[STATED GOAL] Only the number is wanted: count the lines in the data with "help" in them.

[RAW RECORDS]
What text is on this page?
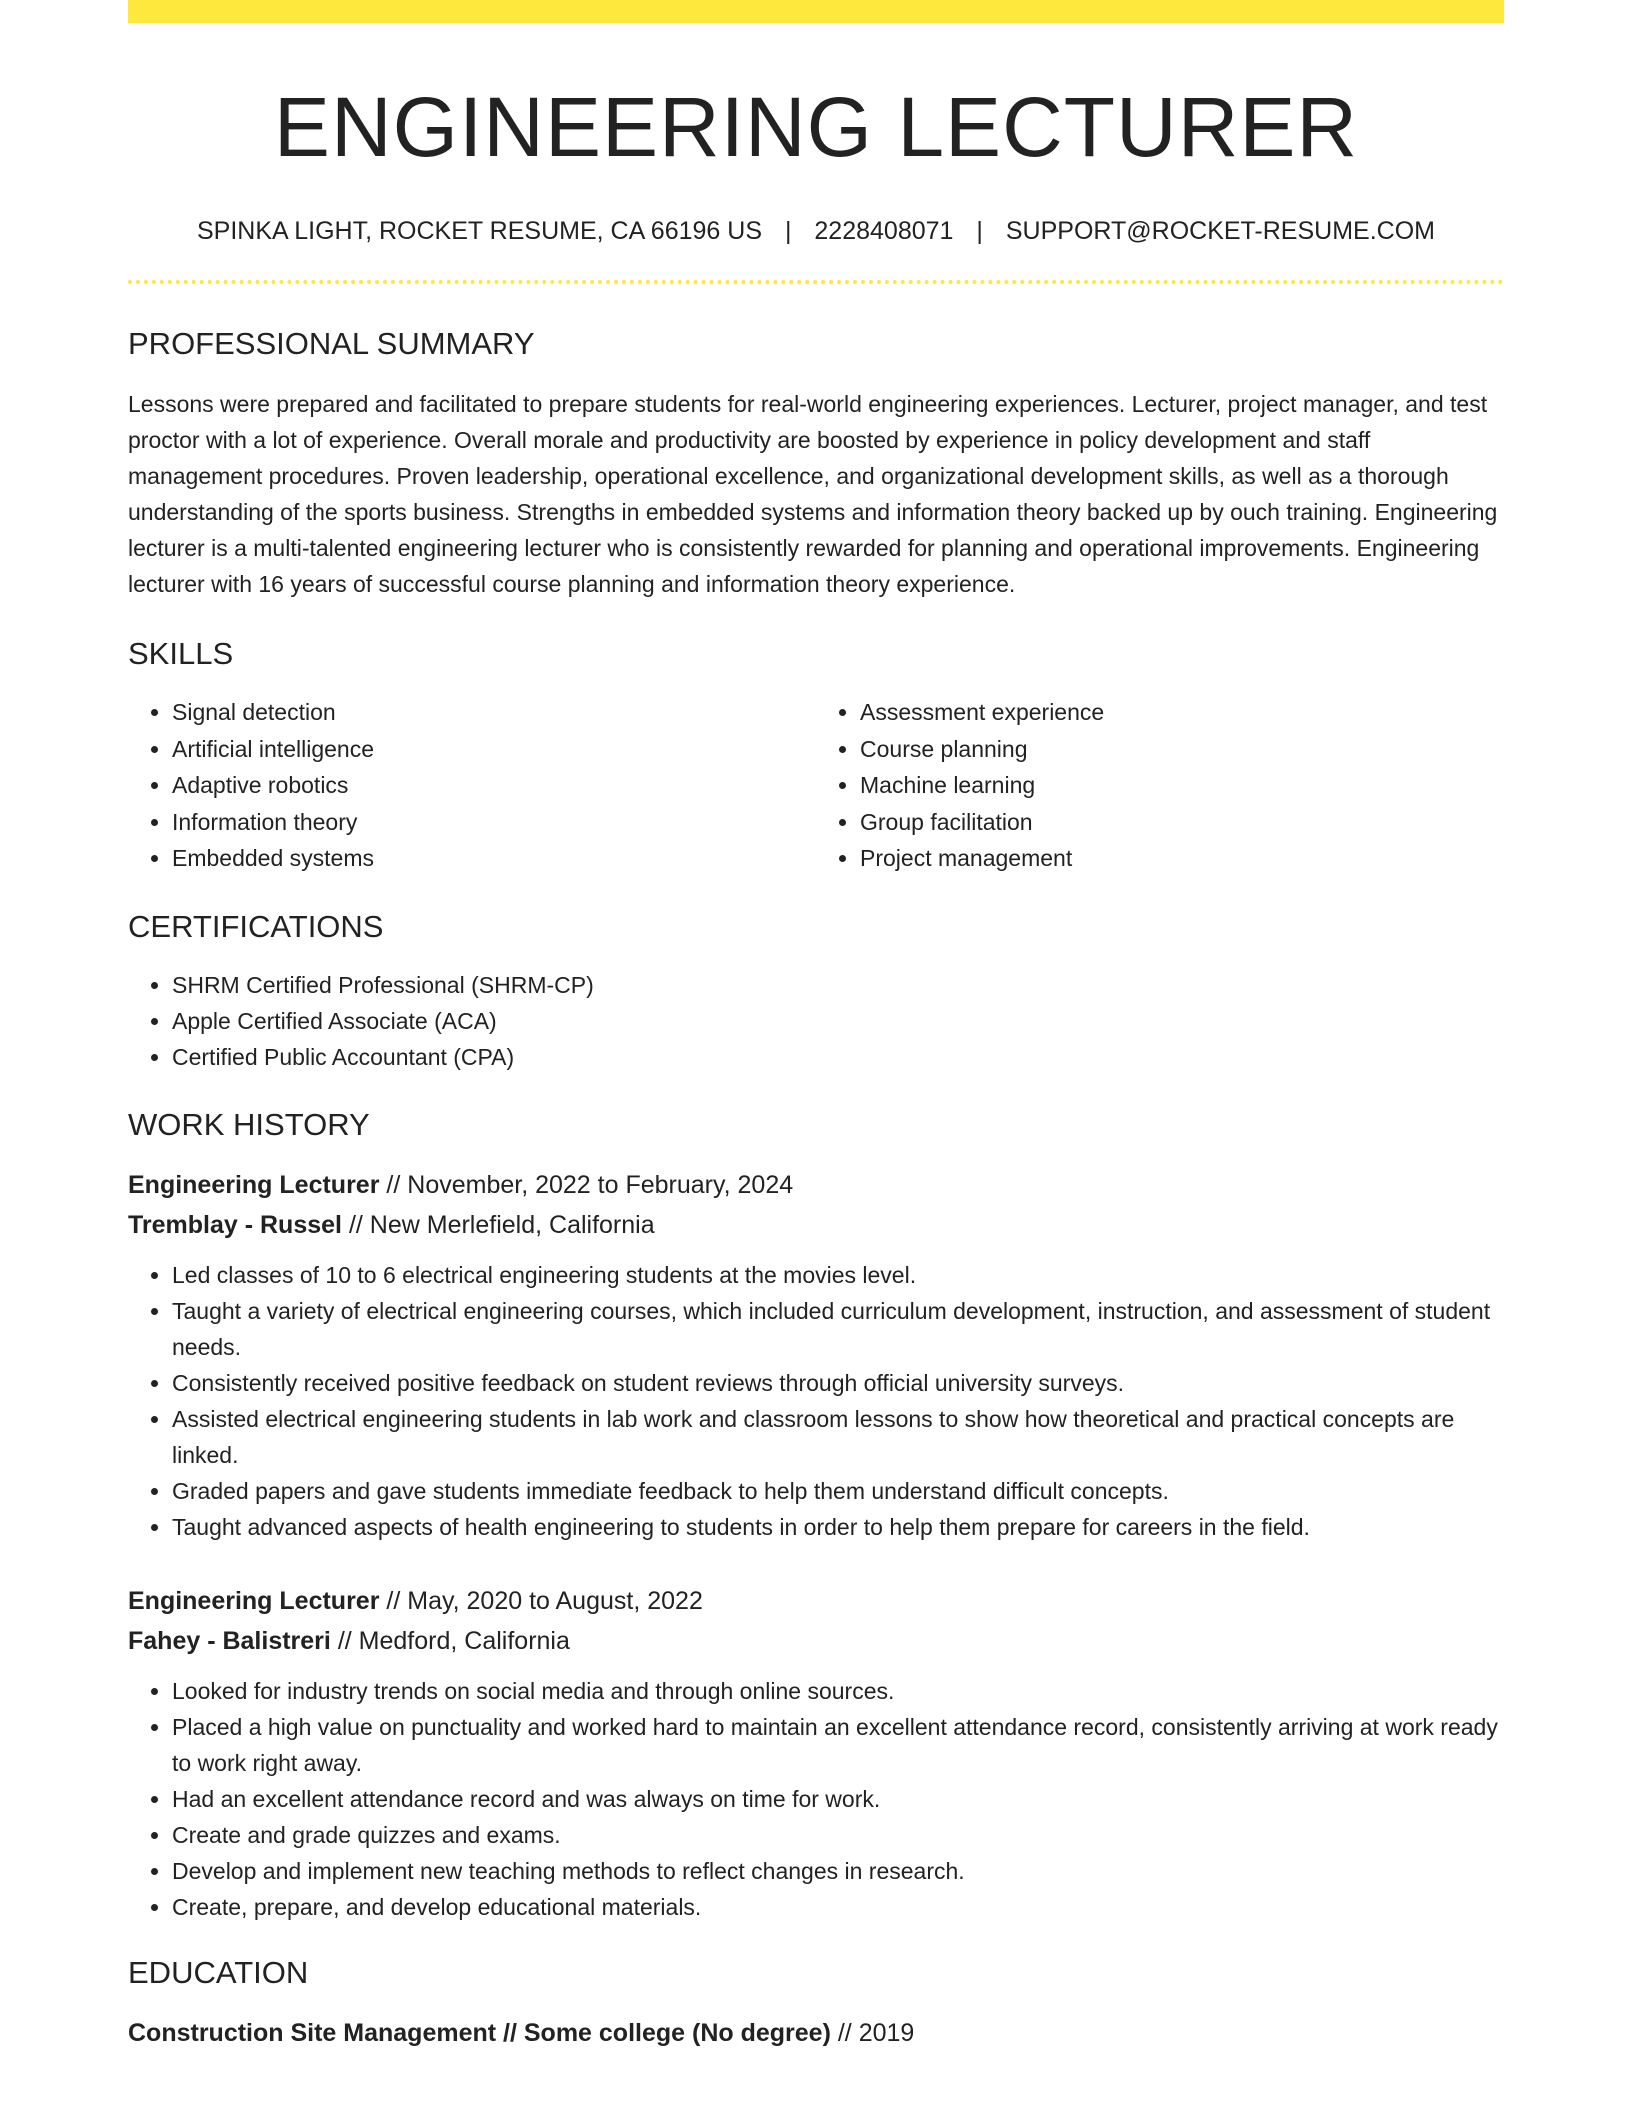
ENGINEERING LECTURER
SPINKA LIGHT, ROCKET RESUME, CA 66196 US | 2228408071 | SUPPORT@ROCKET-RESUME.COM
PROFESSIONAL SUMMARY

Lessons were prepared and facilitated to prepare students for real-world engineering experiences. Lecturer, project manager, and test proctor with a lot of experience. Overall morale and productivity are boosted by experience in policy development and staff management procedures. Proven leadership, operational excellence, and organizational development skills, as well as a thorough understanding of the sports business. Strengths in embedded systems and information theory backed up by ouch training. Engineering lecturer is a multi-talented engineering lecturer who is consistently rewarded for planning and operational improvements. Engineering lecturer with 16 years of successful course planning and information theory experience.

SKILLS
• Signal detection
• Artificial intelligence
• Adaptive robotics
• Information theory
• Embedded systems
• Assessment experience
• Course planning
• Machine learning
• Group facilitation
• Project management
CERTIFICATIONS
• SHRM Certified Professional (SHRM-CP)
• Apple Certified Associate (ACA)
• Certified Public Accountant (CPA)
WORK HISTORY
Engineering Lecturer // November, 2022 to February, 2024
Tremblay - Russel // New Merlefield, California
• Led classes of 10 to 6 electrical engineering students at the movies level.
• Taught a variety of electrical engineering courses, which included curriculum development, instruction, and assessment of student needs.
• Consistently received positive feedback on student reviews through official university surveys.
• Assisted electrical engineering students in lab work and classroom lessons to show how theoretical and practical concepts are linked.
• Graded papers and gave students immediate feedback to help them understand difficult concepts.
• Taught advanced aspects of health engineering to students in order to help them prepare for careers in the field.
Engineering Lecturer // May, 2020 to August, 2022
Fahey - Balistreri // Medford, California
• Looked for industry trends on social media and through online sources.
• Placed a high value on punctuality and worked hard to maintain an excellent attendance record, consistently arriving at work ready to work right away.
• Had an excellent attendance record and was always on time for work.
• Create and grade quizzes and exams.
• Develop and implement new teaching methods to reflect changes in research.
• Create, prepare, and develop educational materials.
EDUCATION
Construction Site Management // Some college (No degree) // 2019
==
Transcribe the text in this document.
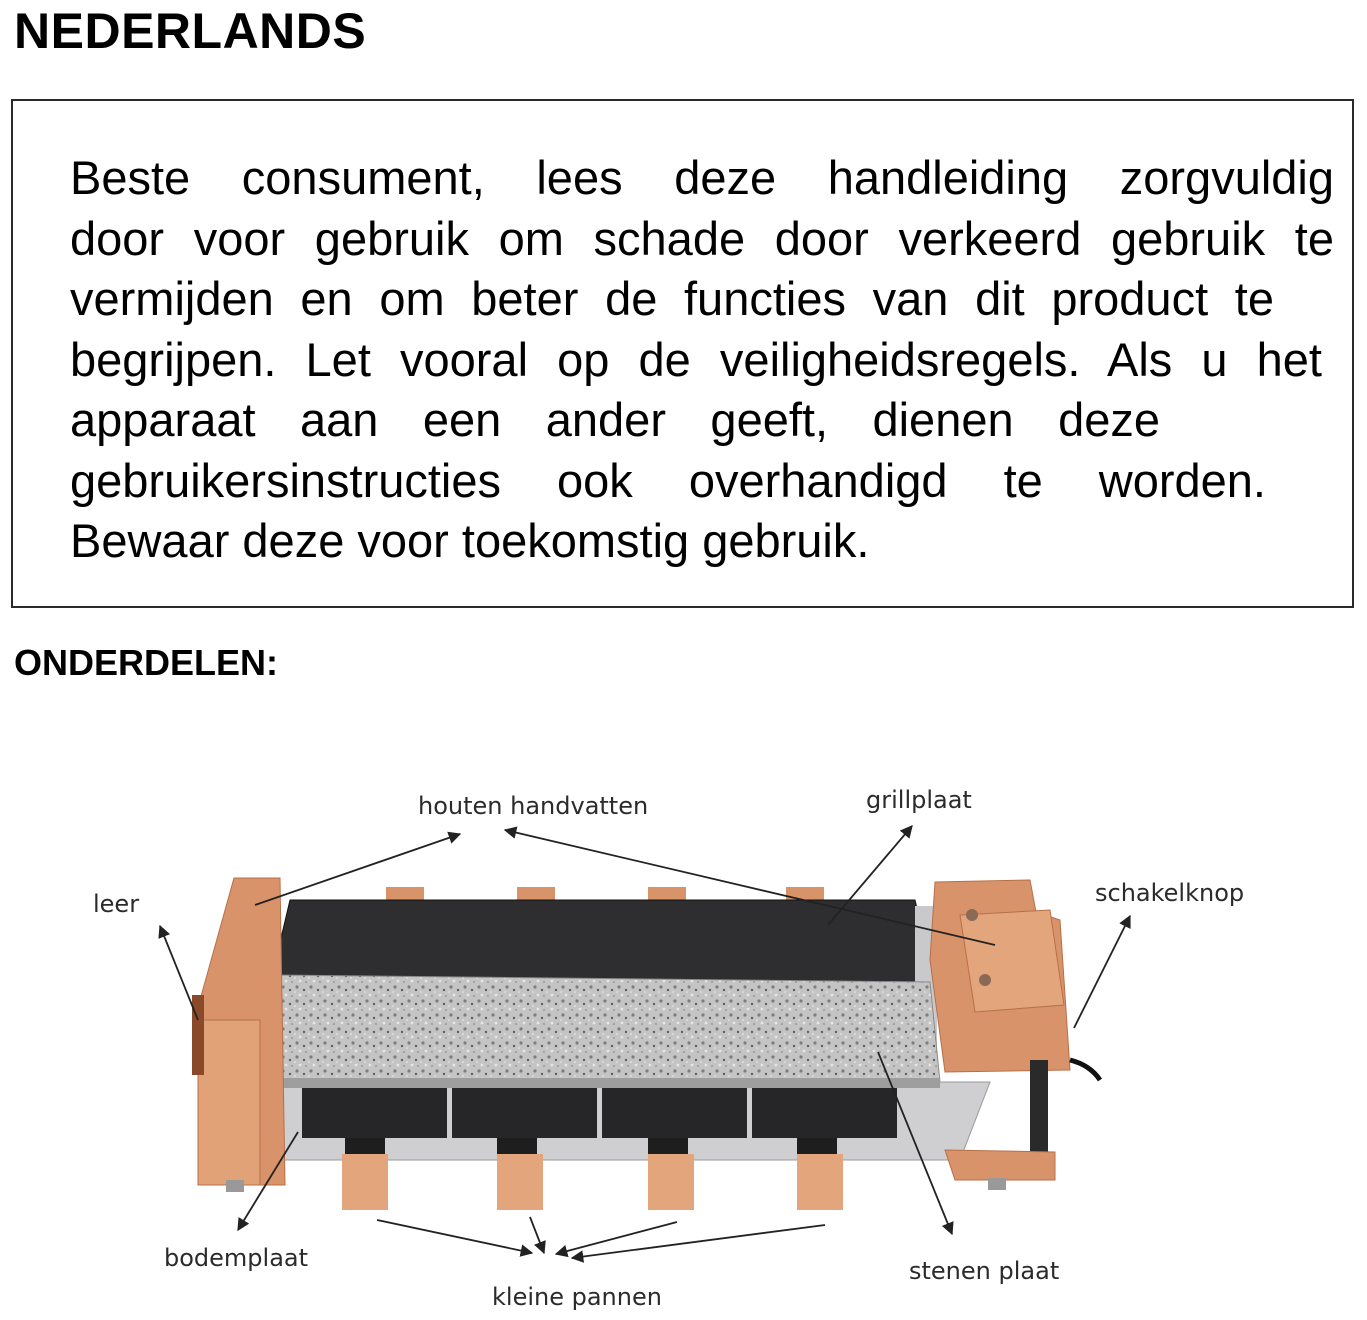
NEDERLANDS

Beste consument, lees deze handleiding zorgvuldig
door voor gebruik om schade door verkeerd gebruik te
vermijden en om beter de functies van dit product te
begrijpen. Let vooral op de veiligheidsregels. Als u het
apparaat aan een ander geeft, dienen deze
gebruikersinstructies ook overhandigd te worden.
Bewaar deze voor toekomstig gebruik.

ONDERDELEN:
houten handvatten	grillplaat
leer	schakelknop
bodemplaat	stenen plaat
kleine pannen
* * *
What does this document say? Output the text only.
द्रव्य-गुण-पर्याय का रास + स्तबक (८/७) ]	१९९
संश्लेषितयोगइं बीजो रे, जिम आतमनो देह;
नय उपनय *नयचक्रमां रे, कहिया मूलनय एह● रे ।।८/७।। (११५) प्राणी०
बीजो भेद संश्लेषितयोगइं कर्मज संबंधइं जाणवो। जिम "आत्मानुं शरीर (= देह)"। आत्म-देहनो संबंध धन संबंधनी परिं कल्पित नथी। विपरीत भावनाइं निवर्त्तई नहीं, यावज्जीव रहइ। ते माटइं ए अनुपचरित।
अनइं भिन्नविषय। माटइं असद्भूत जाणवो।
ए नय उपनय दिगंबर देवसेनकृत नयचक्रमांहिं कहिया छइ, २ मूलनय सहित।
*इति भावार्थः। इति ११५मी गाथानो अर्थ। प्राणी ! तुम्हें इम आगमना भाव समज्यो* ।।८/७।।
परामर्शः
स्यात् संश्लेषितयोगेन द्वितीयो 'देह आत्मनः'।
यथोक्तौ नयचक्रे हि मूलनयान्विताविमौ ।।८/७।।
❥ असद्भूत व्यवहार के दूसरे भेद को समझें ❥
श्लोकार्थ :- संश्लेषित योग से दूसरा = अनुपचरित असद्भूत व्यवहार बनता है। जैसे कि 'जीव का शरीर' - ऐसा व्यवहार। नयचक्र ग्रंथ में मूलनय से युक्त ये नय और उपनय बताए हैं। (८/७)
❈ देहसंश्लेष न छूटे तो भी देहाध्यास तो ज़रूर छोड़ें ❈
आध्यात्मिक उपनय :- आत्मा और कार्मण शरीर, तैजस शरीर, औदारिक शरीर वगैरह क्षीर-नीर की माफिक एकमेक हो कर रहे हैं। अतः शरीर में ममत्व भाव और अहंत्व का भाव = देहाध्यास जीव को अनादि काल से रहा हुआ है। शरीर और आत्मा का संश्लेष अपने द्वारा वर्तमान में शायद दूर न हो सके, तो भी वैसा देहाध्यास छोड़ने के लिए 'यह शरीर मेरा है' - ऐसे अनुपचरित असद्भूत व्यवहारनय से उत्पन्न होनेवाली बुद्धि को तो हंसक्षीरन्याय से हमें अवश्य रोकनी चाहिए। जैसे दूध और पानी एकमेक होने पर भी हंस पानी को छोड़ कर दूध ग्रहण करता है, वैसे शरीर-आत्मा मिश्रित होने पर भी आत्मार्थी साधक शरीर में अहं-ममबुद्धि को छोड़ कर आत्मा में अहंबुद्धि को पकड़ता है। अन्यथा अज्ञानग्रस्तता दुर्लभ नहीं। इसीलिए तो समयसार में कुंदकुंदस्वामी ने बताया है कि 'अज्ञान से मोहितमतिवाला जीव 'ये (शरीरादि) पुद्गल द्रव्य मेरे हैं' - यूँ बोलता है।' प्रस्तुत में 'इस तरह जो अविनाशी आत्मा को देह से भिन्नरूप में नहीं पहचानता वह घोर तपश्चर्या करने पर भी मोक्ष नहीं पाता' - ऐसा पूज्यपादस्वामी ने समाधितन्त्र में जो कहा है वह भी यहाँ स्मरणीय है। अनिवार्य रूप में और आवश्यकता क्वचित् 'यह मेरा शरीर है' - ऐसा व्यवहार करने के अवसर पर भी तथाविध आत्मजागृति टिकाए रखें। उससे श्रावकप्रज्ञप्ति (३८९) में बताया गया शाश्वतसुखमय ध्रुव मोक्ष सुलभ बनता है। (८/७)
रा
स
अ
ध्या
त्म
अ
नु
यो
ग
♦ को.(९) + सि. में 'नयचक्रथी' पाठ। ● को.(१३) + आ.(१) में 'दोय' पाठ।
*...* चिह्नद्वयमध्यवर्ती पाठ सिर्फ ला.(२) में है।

[OUTPUT] 2